● **AIM OF THE TASK**:
Every entry must be echoed exactly.

═════ SOURCE RECORDS ═════

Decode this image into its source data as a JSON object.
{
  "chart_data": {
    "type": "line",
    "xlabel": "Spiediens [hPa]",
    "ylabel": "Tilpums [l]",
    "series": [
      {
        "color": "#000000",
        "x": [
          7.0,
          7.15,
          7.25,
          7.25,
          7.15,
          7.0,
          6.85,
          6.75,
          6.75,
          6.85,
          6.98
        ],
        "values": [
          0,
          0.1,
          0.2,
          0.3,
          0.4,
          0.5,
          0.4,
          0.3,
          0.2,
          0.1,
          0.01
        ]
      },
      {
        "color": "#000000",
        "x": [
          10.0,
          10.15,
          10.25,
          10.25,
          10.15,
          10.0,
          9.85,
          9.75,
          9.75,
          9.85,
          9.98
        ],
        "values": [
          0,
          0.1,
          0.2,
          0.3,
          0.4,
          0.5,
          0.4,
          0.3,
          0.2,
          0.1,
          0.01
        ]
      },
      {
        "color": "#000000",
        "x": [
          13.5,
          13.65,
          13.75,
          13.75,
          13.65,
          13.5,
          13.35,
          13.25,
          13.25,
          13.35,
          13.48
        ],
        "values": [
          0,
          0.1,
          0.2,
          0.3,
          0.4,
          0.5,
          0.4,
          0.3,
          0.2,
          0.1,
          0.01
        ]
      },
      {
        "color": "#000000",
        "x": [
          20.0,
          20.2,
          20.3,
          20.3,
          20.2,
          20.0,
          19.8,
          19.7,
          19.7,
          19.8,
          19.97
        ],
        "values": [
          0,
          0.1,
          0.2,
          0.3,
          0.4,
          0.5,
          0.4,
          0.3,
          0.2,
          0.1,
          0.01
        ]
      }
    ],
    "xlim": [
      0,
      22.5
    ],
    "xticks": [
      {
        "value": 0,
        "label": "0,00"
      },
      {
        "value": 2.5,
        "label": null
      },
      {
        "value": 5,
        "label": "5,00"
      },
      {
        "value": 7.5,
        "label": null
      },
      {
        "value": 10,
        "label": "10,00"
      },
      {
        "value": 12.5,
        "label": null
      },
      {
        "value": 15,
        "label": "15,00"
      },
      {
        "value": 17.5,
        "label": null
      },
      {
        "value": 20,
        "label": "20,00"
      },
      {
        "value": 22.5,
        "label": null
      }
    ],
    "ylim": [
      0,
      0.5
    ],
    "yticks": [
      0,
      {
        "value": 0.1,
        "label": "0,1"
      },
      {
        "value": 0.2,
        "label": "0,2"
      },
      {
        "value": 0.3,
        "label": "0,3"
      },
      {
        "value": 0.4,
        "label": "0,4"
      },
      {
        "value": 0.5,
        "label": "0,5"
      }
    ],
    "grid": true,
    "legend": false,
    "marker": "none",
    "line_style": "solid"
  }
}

═════

● **TASK ANSWER**:
Decode this image into its source data as a JSON object.
{
  "chart_data": {
    "type": "line",
    "xlabel": "Spiediens [hPa]",
    "ylabel": "Tilpums [l]",
    "series": [
      {
        "color": "#000000",
        "x": [
          7.0,
          7.15,
          7.25,
          7.25,
          7.15,
          7.0,
          6.85,
          6.75,
          6.75,
          6.85,
          6.98
        ],
        "values": [
          0,
          0.1,
          0.2,
          0.3,
          0.4,
          0.5,
          0.4,
          0.3,
          0.2,
          0.1,
          0.01
        ]
      },
      {
        "color": "#000000",
        "x": [
          10.0,
          10.15,
          10.25,
          10.25,
          10.15,
          10.0,
          9.85,
          9.75,
          9.75,
          9.85,
          9.98
        ],
        "values": [
          0,
          0.1,
          0.2,
          0.3,
          0.4,
          0.5,
          0.4,
          0.3,
          0.2,
          0.1,
          0.01
        ]
      },
      {
        "color": "#000000",
        "x": [
          13.5,
          13.65,
          13.75,
          13.75,
          13.65,
          13.5,
          13.35,
          13.25,
          13.25,
          13.35,
          13.48
        ],
        "values": [
          0,
          0.1,
          0.2,
          0.3,
          0.4,
          0.5,
          0.4,
          0.3,
          0.2,
          0.1,
          0.01
        ]
      },
      {
        "color": "#000000",
        "x": [
          20.0,
          20.2,
          20.3,
          20.3,
          20.2,
          20.0,
          19.8,
          19.7,
          19.7,
          19.8,
          19.97
        ],
        "values": [
          0,
          0.1,
          0.2,
          0.3,
          0.4,
          0.5,
          0.4,
          0.3,
          0.2,
          0.1,
          0.01
        ]
      }
    ],
    "xlim": [
      0,
      22.5
    ],
    "xticks": [
      {
        "value": 0,
        "label": "0,00"
      },
      {
        "value": 2.5,
        "label": null
      },
      {
        "value": 5,
        "label": "5,00"
      },
      {
        "value": 7.5,
        "label": null
      },
      {
        "value": 10,
        "label": "10,00"
      },
      {
        "value": 12.5,
        "label": null
      },
      {
        "value": 15,
        "label": "15,00"
      },
      {
        "value": 17.5,
        "label": null
      },
      {
        "value": 20,
        "label": "20,00"
      },
      {
        "value": 22.5,
        "label": null
      }
    ],
    "ylim": [
      0,
      0.5
    ],
    "yticks": [
      0,
      {
        "value": 0.1,
        "label": "0,1"
      },
      {
        "value": 0.2,
        "label": "0,2"
      },
      {
        "value": 0.3,
        "label": "0,3"
      },
      {
        "value": 0.4,
        "label": "0,4"
      },
      {
        "value": 0.5,
        "label": "0,5"
      }
    ],
    "grid": true,
    "legend": false,
    "marker": "none",
    "line_style": "solid"
  }
}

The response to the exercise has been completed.